═════ Dataset records

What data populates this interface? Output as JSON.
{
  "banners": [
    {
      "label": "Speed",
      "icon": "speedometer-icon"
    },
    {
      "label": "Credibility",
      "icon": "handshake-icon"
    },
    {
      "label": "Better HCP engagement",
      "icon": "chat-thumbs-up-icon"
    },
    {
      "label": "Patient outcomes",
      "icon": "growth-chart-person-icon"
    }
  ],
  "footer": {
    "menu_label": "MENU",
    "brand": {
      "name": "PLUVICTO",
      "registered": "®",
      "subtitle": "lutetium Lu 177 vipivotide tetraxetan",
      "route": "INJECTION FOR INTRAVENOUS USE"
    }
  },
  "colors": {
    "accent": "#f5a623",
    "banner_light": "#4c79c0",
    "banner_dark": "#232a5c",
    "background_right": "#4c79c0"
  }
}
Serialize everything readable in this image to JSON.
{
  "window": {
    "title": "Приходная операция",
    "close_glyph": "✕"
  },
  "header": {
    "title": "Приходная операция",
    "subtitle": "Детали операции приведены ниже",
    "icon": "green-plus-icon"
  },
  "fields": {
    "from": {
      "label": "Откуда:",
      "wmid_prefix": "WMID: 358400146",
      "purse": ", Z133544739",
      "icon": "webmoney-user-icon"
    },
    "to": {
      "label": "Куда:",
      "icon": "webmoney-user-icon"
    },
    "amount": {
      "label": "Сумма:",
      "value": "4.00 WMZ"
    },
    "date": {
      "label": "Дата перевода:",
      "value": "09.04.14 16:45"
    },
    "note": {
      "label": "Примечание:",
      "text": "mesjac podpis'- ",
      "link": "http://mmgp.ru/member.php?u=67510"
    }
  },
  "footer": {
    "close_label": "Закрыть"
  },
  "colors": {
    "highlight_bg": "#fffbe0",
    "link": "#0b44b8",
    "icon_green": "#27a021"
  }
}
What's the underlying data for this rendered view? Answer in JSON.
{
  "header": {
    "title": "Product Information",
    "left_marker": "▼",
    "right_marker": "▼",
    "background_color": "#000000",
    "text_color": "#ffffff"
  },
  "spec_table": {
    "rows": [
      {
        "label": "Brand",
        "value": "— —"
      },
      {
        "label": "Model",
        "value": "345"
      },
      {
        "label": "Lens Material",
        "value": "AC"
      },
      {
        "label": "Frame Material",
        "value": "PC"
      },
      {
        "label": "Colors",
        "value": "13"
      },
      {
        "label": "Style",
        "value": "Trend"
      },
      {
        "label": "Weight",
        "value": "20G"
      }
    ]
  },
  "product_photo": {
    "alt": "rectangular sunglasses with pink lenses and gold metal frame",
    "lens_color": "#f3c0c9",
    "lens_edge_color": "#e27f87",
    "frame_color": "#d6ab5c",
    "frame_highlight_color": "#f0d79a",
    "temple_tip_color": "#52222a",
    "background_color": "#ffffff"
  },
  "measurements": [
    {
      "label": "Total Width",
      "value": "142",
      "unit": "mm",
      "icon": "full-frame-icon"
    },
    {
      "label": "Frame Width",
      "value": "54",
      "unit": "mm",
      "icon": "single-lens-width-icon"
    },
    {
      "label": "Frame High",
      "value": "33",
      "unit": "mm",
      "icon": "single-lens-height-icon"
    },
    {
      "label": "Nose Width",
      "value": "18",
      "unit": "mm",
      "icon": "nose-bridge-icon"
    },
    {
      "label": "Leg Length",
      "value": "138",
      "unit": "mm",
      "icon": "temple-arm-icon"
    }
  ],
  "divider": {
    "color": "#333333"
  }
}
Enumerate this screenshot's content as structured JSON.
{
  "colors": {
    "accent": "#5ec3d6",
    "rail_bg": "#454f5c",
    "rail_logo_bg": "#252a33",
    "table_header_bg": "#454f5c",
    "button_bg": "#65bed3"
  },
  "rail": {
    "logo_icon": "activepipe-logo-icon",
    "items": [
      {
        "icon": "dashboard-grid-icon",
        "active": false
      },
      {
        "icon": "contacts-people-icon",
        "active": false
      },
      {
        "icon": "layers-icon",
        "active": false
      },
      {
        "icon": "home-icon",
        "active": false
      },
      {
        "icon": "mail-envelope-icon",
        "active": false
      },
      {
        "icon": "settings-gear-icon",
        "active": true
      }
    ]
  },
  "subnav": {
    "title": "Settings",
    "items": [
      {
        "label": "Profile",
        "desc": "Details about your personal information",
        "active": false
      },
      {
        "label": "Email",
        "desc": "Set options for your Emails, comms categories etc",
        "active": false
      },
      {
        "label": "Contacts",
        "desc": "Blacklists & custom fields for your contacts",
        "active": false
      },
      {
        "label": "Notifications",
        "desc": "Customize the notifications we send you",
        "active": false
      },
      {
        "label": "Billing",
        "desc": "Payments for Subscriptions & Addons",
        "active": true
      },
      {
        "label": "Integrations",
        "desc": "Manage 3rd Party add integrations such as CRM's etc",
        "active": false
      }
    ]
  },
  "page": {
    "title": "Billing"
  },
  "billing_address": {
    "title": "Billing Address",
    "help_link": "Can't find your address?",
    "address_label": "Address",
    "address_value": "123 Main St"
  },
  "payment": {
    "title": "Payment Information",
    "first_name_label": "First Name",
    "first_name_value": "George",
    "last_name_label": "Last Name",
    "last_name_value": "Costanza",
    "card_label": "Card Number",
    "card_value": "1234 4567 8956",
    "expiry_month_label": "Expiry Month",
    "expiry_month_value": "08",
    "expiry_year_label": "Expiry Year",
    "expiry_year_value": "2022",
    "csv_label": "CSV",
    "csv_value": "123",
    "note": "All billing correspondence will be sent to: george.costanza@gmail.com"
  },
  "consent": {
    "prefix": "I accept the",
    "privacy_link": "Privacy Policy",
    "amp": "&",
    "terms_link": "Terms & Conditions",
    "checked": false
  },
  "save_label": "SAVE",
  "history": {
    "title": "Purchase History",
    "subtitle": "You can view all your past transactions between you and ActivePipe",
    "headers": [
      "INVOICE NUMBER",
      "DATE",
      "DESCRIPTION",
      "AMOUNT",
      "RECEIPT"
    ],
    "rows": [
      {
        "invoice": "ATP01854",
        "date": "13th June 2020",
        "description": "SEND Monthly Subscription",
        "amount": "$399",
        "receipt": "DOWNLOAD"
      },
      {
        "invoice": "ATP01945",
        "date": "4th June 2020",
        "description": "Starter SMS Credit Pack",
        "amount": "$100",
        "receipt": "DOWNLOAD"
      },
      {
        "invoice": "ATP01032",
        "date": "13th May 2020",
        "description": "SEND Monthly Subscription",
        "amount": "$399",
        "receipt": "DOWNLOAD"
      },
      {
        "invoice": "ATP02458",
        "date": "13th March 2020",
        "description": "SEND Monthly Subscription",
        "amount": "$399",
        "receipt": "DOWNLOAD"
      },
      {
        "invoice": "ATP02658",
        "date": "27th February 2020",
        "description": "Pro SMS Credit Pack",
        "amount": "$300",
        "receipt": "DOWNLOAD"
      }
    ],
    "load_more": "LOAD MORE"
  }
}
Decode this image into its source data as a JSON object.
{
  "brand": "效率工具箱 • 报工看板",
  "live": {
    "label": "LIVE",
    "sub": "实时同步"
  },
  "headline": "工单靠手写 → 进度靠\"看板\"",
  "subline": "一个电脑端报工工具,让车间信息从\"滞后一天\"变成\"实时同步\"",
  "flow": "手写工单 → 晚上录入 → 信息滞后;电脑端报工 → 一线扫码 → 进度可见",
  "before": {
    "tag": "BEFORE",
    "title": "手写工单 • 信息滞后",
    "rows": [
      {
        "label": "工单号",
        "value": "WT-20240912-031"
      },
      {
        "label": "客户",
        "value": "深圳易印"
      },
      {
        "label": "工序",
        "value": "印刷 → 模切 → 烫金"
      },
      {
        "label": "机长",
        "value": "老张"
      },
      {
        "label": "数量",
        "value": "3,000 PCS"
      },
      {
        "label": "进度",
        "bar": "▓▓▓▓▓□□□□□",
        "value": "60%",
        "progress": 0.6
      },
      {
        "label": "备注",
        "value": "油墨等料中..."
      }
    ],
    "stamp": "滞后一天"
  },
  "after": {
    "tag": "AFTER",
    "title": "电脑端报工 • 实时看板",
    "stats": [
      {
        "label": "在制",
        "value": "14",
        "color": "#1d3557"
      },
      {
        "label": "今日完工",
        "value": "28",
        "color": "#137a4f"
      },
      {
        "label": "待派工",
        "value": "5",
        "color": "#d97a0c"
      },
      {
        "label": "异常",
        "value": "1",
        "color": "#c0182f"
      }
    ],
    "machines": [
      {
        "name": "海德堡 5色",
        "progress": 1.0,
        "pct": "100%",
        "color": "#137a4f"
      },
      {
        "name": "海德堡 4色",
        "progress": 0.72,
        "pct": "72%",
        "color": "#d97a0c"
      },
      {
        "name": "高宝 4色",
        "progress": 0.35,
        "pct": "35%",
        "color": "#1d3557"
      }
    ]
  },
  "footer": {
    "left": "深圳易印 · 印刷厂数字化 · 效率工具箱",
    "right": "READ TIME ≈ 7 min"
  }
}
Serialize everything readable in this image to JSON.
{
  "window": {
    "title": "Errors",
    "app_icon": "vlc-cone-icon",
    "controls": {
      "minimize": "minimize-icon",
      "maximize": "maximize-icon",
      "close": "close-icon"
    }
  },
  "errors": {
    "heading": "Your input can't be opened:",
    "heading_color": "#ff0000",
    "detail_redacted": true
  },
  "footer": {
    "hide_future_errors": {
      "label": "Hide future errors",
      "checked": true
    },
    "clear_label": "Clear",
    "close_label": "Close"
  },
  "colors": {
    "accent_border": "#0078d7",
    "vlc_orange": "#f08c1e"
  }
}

══════════

#### [Your task]
Reproduce every line of the listing above in which the string "实时同步" appears.

#### [Response to this exercise]
    "sub": "实时同步"
  "subline": "一个电脑端报工工具,让车间信息从\"滞后一天\"变成\"实时同步\"",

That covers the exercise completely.